Things to do:
1. List every software product or tool the talk on microservices coupling mentions by name.
2. In the records, copy out the lines starting at the line that has "clear-cache-note: Note: If" and ending after the line that has "bullet-icon: • xyxy=(240,313,247,334)".

-- begin Excerpt provided --

In the case where they had really bad brittleness and connectedness, what had happened was that they had quite a complex object model. They looked at this complex object model and we said, "We know it's really bad to have common code between our microservices because then we're not decoupled. So instead we're going to cut and paste this common object model across all of our six microservices, and it's got about 20 classes and its got about 70 fields. Because we cut and pasted it rather than linking to it, we're decoupled." Well, no, you're not decoupled.

The dream of microservices is that you have all of these modules and each one has its own little domain, and they're quite distinct. If you have one big domain and you have lots of little microservices, then there's going to be a problem.

Does anybody know what this is from? My bad drawing of it? What I can see and what you can't see is that several people in the audience just went like that at the same time. I wish I had a picture of it.

I don't blame you for not recognizing this. This is the actual picture. This is the Mars Explorer. I like this picture because I don't know if you can see from where you are, but there's things there that really looked to me like they took a bin liner and they attached it onto a framework with duct tape and then it had a sad ending. It did not have a sad ending because they used a bin liner and duct tape. It had a sad ending for another reason.

Does anybody remember what happened to the Mars Explorer? Yeah, exactly. It crashed into Mars. That was the sad end of the Mars Explorer, and the reason was even sadder, because the reason was that that there were two control modules for it. One was on the Mars explorer. It was semiautonomous, and then there was a control unit on the earth that would, about every three days, it would come into view and then the planets would align and so it could be seen, and then it would send it some updates saying, "Oh, I think you need to shift a bit left and oh you're going to miss Mars if you don't go a bit right," and that kind of thing.

It was built by two different systems, two different teams. As you said, one of them was working in metric units. The other was working in imperial units. They thought these systems were nicely decoupled. There was a very significant point of coupling between them they hadn't realized, which was the agreement on the units.

The moral of the story in this case is that distributing the system did not help. Obviously in this case part of the system was on Mars, a part of the system was on earth. They had to distribute it. It's not like, well, if they just kept the Mars Explorer on earth everything would have been fine. It would have, but it would not have achieved the business goals of getting to Mars.

Microservices need consumer-driven contract tests

In this case the solution, the correct thing to do is that you need consumer contract-driven tests. How many of you are using consumer-driven contract tests at the moment? About two or three hands. I'm really interested by this one, because whenever I talk to anybody in my team or externally, I say, "Consumer-driven contract tests, consumer-driven contact tests." The uptake is always pretty low.

Are you using Spring Contract or Pact? Pact. Yeah. That's the one I like as well because I think Pact is such a great product. I think it solves such an important need. It is also extremely difficult to wrap your head around the first time you use it, which I think might be one of things that slows down Pact adoption. It is really important.

If you have this system and you've lost your compiled time checking and you have an API, then you need the systematic verification of the AI. You can't just use Swagger and say, "Well, the fields have kind to the same name, so we're good." You do need to say, "Is my behavior when I get these inputs the expected behavior? Are the assumptions I'm naming about that API over there still valid?" If not, things are going to get really bad.

-- end Excerpt provided --
-- begin Records supplied --

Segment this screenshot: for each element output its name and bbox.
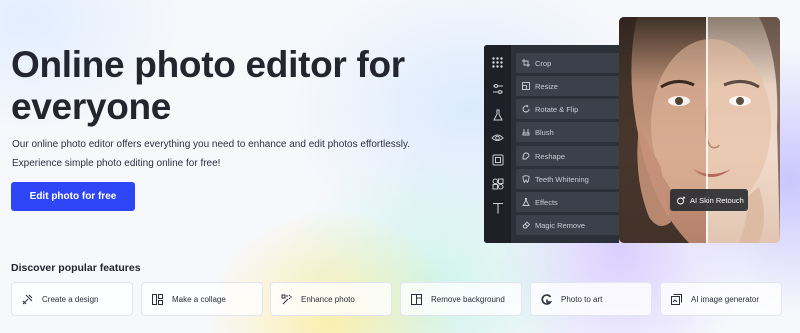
feature-label: Remove background xyxy=(431,294,505,304)
crop-icon xyxy=(522,59,530,67)
eye-icon[interactable] xyxy=(490,129,505,144)
menu-item-label: Resize xyxy=(535,81,558,91)
page-title: Online photo editor for everyone xyxy=(11,44,431,128)
collage-icon xyxy=(152,293,163,305)
art-icon xyxy=(541,293,552,305)
feature-remove-background[interactable]: Remove background xyxy=(400,282,522,316)
menu-item-resize[interactable]: Resize xyxy=(516,76,620,96)
title-line-1: Online photo editor for xyxy=(11,44,405,85)
feature-label: Enhance photo xyxy=(301,294,355,304)
feature-label: AI image generator xyxy=(691,294,760,304)
menu-item-label: Teeth Whitening xyxy=(535,174,589,184)
feature-label: Create a design xyxy=(42,294,99,304)
edit-photo-button[interactable]: Edit photo for free xyxy=(11,182,135,211)
feature-label: Make a collage xyxy=(172,294,226,304)
menu-item-reshape[interactable]: Reshape xyxy=(516,146,620,166)
menu-item-label: Rotate & Flip xyxy=(535,104,579,114)
badge-label: AI Skin Retouch xyxy=(690,195,744,205)
reshape-icon xyxy=(522,152,530,160)
hero-description: Our online photo editor offers everythin… xyxy=(12,135,432,173)
editor-preview: Crop Resize Rotate & Flip Blush Reshape … xyxy=(484,45,620,243)
menu-item-crop[interactable]: Crop xyxy=(516,53,620,73)
blush-icon xyxy=(522,129,530,136)
description-line-1: Our online photo editor offers everythin… xyxy=(12,139,411,150)
features-heading: Discover popular features xyxy=(11,262,141,274)
resize-icon xyxy=(522,82,530,90)
sparkle-face-icon xyxy=(677,196,686,204)
ai-skin-retouch-badge: AI Skin Retouch xyxy=(670,189,748,211)
ai-image-icon xyxy=(671,293,682,305)
menu-item-magic-remove[interactable]: Magic Remove xyxy=(516,215,620,235)
design-icon xyxy=(22,294,33,304)
feature-photo-to-art[interactable]: Photo to art xyxy=(530,282,652,316)
feature-ai-image-generator[interactable]: AI image generator xyxy=(660,282,782,316)
menu-item-blush[interactable]: Blush xyxy=(516,122,620,142)
menu-item-teeth-whitening[interactable]: Teeth Whitening xyxy=(516,169,620,189)
menu-item-effects[interactable]: Effects xyxy=(516,192,620,212)
flask-icon[interactable] xyxy=(490,107,505,122)
menu-item-label: Reshape xyxy=(535,151,566,161)
effects-icon xyxy=(522,198,530,206)
feature-make-collage[interactable]: Make a collage xyxy=(141,282,263,316)
title-line-2: everyone xyxy=(11,86,172,127)
sliders-icon[interactable] xyxy=(490,81,505,96)
remove-bg-icon xyxy=(411,293,422,305)
teeth-icon xyxy=(522,175,530,183)
menu-item-label: Crop xyxy=(535,58,552,68)
enhance-icon xyxy=(281,294,292,304)
text-icon[interactable] xyxy=(490,200,505,215)
frame-icon[interactable] xyxy=(490,152,505,167)
feature-create-design[interactable]: Create a design xyxy=(11,282,133,316)
shapes-icon[interactable] xyxy=(490,176,505,191)
rotate-icon xyxy=(522,105,530,113)
editor-toolbar xyxy=(484,45,511,243)
menu-item-label: Blush xyxy=(535,127,554,137)
menu-item-label: Effects xyxy=(535,197,558,207)
description-line-2: Experience simple photo editing online f… xyxy=(12,158,221,169)
feature-label: Photo to art xyxy=(561,294,603,304)
grid-icon[interactable] xyxy=(490,55,505,70)
eraser-icon xyxy=(522,221,530,229)
feature-enhance-photo[interactable]: Enhance photo xyxy=(270,282,392,316)
menu-item-label: Magic Remove xyxy=(535,220,586,230)
menu-item-rotate-flip[interactable]: Rotate & Flip xyxy=(516,99,620,119)
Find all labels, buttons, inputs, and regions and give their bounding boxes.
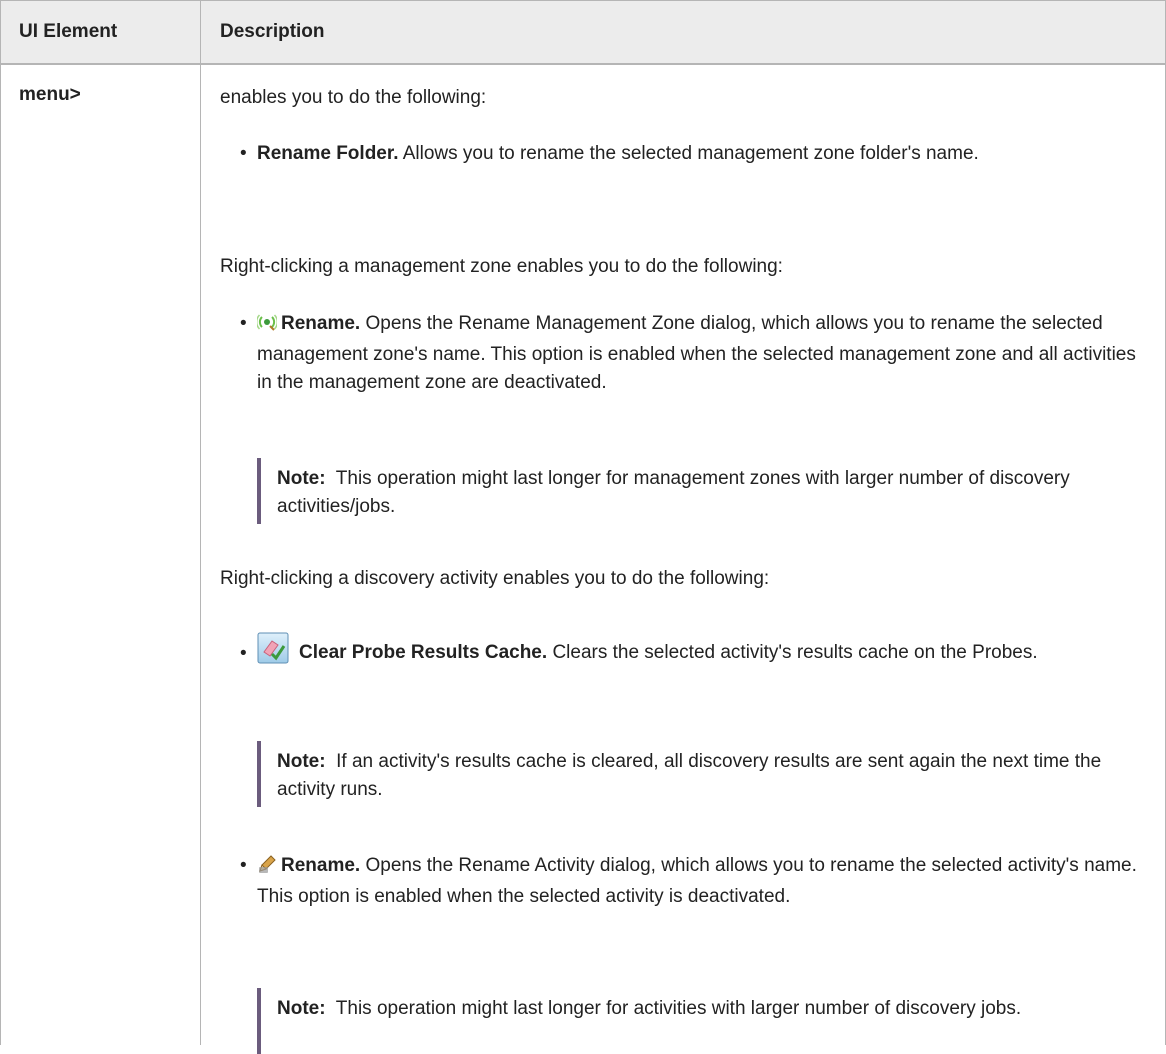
clear-cache-note: Note: If an activity's results cache is … xyxy=(257,741,1137,807)
bullet-icon: • xyxy=(240,855,247,876)
zone-note-text: This operation might last longer for man… xyxy=(277,468,1070,517)
rename-folder-title: Rename Folder. xyxy=(257,143,399,164)
bullet-icon: • xyxy=(240,313,247,334)
zone-intro-text: Right-clicking a management zone enables… xyxy=(220,256,783,277)
management-zone-rename-icon xyxy=(255,312,279,341)
rename-pencil-icon xyxy=(257,854,277,883)
rename-folder-text: Allows you to rename the selected manage… xyxy=(402,143,979,164)
rename-activity-title: Rename. xyxy=(281,855,361,876)
header-ui-element: UI Element xyxy=(19,21,118,42)
intro-text: enables you to do the following: xyxy=(220,87,487,108)
zone-note-label: Note: xyxy=(277,468,326,489)
table-left-border xyxy=(0,0,1,1045)
clear-cache-icon xyxy=(257,632,289,673)
bullet-icon: • xyxy=(240,143,247,164)
clear-note-text: If an activity's results cache is cleare… xyxy=(277,751,1102,800)
rename-activity-text: Opens the Rename Activity dialog, which … xyxy=(257,855,1137,907)
rename-zone-text: Opens the Rename Management Zone dialog,… xyxy=(257,313,1136,393)
clear-note-label: Note: xyxy=(277,751,326,772)
table-header-row: UI Element Description xyxy=(0,0,1166,64)
header-description: Description xyxy=(220,21,325,42)
column-divider xyxy=(200,0,201,1045)
activity-note-text: This operation might last longer for act… xyxy=(335,998,1022,1019)
bullet-icon: • xyxy=(240,643,247,664)
activity-intro-text: Right-clicking a discovery activity enab… xyxy=(220,568,770,589)
clear-cache-text: Clears the selected activity's results c… xyxy=(552,642,1038,663)
ui-element-label: menu> xyxy=(19,84,81,105)
row-divider xyxy=(0,64,1166,65)
rename-zone-title: Rename. xyxy=(281,313,361,334)
zone-note: Note: This operation might last longer f… xyxy=(257,458,1137,524)
clear-cache-title: Clear Probe Results Cache. xyxy=(299,642,548,663)
activity-note-label: Note: xyxy=(277,998,326,1019)
ui-element-table: UI Element Description menu> enables you… xyxy=(0,0,1166,1054)
rename-activity-note: Note: This operation might last longer f… xyxy=(257,988,1137,1054)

-- end Records supplied --

Expected responses:
1.
Spring Contract
Pact
Swagger

2.
clear-cache-note: Note: If an activity's results cache is … xyxy=(257,741,1137,807)
bullet-icon: • xyxy=(240,855,247,876)
zone-note-text: This operation might last longer for man… xyxy=(277,468,1070,517)
rename-folder-title: Rename Folder. xyxy=(257,143,399,164)
bullet-icon: • xyxy=(240,313,247,334)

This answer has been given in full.